> _Task to complete_
Copy each line of the records that contains the word "screenshot".

— START Input rows —

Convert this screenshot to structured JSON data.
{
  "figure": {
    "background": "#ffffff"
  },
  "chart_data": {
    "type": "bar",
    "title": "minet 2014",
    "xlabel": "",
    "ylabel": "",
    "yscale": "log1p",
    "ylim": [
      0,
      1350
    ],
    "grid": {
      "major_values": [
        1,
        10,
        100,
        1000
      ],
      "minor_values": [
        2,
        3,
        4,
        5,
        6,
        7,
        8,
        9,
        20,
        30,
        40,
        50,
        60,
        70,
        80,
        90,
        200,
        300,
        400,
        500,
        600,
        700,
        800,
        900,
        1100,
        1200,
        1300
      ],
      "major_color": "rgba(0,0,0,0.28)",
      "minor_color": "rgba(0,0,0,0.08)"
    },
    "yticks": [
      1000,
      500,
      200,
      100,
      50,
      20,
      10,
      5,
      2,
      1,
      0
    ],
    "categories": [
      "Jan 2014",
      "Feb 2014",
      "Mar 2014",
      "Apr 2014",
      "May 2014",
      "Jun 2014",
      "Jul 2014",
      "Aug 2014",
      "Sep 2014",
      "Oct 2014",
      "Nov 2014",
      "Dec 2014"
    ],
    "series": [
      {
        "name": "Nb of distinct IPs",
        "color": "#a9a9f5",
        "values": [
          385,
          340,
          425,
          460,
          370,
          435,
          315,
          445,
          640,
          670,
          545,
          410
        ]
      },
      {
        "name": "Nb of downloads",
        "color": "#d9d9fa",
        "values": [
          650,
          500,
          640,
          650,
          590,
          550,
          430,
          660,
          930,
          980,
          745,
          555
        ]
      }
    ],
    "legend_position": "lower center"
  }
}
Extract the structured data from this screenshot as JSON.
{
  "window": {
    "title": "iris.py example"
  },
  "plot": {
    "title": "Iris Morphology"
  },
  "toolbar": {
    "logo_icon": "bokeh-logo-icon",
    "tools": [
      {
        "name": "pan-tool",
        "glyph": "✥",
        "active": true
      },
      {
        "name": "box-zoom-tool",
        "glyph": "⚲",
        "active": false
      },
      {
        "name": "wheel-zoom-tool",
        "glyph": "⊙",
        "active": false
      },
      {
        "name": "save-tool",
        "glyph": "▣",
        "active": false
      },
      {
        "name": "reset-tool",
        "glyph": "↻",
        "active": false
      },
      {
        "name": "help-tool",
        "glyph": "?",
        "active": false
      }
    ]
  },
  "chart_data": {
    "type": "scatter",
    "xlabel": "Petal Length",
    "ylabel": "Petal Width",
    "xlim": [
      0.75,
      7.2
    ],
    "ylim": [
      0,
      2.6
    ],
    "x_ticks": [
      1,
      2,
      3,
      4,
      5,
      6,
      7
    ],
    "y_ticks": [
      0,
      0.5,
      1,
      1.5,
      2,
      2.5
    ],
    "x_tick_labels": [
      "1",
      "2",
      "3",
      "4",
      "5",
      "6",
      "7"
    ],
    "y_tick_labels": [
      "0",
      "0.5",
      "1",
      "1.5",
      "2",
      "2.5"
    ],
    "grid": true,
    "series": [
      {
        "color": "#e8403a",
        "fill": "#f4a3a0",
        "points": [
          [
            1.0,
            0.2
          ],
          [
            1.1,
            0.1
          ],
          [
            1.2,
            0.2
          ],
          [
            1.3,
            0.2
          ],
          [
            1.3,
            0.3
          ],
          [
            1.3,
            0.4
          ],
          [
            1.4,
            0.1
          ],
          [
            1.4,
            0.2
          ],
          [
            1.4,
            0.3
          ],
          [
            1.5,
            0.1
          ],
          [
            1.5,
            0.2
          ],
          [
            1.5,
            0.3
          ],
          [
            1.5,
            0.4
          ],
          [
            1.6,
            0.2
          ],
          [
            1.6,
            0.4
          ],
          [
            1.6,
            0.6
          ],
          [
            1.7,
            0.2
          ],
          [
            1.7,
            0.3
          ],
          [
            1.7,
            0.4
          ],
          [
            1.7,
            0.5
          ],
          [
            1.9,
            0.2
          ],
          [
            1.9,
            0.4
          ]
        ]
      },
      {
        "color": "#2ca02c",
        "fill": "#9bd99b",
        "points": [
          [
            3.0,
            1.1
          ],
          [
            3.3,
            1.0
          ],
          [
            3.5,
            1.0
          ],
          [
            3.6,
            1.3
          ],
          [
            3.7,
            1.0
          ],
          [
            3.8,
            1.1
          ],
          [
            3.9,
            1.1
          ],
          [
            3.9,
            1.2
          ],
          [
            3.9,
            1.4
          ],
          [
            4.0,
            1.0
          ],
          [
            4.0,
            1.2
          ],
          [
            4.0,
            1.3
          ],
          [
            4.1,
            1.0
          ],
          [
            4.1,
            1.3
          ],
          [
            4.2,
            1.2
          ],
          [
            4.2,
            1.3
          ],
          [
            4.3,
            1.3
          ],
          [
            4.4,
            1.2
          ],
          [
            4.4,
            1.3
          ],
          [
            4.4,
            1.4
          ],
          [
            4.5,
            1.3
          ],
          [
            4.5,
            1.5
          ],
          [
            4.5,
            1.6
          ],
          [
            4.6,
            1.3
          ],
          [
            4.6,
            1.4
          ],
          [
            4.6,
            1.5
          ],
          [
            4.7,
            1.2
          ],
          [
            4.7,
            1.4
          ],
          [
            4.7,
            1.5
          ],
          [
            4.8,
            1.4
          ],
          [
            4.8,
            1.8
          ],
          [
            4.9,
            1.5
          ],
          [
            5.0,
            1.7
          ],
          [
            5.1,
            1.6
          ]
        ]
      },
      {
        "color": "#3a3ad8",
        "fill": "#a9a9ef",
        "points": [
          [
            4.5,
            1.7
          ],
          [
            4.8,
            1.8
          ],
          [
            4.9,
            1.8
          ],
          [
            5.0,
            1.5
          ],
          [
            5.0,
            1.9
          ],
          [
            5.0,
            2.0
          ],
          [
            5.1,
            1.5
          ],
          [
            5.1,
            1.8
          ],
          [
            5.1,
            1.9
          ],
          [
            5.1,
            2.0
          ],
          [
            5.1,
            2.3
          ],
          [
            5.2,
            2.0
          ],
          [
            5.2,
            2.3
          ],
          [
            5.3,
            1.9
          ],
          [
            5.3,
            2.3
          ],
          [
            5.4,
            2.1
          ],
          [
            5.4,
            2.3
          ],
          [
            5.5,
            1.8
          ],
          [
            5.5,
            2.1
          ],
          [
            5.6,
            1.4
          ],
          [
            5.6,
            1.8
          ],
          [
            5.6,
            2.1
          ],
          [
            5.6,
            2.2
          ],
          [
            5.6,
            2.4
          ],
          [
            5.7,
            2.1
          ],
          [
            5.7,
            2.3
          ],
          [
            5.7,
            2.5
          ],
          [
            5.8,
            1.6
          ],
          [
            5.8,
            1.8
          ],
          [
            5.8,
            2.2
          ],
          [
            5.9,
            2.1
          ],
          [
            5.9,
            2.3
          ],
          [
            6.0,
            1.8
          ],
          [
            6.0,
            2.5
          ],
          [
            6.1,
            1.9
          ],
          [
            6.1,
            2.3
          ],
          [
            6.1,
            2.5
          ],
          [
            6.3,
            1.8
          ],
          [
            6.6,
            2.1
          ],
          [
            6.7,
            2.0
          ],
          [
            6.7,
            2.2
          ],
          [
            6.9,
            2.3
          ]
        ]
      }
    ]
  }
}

— END Input rows —

> _Reply to the task_
Convert this screenshot to structured JSON data.
Extract the structured data from this screenshot as JSON.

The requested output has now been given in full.